> Directions for this task: Copy all the material below, exactly as it stands.

> Record set:
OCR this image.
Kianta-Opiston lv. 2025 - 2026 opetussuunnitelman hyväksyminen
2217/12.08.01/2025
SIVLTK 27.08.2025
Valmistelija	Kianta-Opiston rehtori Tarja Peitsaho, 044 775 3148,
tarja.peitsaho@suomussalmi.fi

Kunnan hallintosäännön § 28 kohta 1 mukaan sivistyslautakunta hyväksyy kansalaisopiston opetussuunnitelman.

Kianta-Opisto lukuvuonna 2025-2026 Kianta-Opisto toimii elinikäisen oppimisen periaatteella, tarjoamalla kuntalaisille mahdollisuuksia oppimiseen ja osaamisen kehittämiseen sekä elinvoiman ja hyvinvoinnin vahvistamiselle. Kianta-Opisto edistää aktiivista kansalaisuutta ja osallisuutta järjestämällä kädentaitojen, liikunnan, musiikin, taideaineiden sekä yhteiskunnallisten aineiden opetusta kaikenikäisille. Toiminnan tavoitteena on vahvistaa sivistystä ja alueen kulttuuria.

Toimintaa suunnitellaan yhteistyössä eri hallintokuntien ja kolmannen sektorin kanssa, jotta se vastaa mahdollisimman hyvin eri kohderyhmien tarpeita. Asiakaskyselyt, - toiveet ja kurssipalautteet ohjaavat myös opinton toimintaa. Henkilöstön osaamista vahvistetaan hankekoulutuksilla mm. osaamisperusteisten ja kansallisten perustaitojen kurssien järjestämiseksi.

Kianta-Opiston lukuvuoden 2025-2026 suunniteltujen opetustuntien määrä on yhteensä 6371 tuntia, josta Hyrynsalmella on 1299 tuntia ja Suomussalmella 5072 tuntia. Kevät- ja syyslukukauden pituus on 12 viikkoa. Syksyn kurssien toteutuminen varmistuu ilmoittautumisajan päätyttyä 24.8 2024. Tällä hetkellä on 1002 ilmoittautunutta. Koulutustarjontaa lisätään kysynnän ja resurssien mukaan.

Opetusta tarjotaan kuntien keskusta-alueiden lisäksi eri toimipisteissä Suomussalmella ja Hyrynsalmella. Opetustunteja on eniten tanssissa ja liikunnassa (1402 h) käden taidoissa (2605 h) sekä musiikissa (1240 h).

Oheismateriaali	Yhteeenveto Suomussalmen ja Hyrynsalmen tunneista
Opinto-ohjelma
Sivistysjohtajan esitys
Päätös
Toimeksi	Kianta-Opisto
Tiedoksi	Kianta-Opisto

> Output below:
OCR this image.
Kianta-Opiston lv. 2025 - 2026 opetussuunnitelman hyväksyminen
2217/12.08.01/2025
SIVLTK 27.08.2025
Valmistelija	Kianta-Opiston rehtori Tarja Peitsaho, 044 775 3148,
tarja.peitsaho@suomussalmi.fi

Kunnan hallintosäännön § 28 kohta 1 mukaan sivistyslautakunta hyväksyy kansalaisopiston opetussuunnitelman.

Kianta-Opisto lukuvuonna 2025-2026 Kianta-Opisto toimii elinikäisen oppimisen periaatteella, tarjoamalla kuntalaisille mahdollisuuksia oppimiseen ja osaamisen kehittämiseen sekä elinvoiman ja hyvinvoinnin vahvistamiselle. Kianta-Opisto edistää aktiivista kansalaisuutta ja osallisuutta järjestämällä kädentaitojen, liikunnan, musiikin, taideaineiden sekä yhteiskunnallisten aineiden opetusta kaikenikäisille. Toiminnan tavoitteena on vahvistaa sivistystä ja alueen kulttuuria.

Toimintaa suunnitellaan yhteistyössä eri hallintokuntien ja kolmannen sektorin kanssa, jotta se vastaa mahdollisimman hyvin eri kohderyhmien tarpeita. Asiakaskyselyt, - toiveet ja kurssipalautteet ohjaavat myös opinton toimintaa. Henkilöstön osaamista vahvistetaan hankekoulutuksilla mm. osaamisperusteisten ja kansallisten perustaitojen kurssien järjestämiseksi.

Kianta-Opiston lukuvuoden 2025-2026 suunniteltujen opetustuntien määrä on yhteensä 6371 tuntia, josta Hyrynsalmella on 1299 tuntia ja Suomussalmella 5072 tuntia. Kevät- ja syyslukukauden pituus on 12 viikkoa. Syksyn kurssien toteutuminen varmistuu ilmoittautumisajan päätyttyä 24.8 2024. Tällä hetkellä on 1002 ilmoittautunutta. Koulutustarjontaa lisätään kysynnän ja resurssien mukaan.

Opetusta tarjotaan kuntien keskusta-alueiden lisäksi eri toimipisteissä Suomussalmella ja Hyrynsalmella. Opetustunteja on eniten tanssissa ja liikunnassa (1402 h) käden taidoissa (2605 h) sekä musiikissa (1240 h).

Oheismateriaali	Yhteeenveto Suomussalmen ja Hyrynsalmen tunneista
Opinto-ohjelma
Sivistysjohtajan esitys
Päätös
Toimeksi	Kianta-Opisto
Tiedoksi	Kianta-Opisto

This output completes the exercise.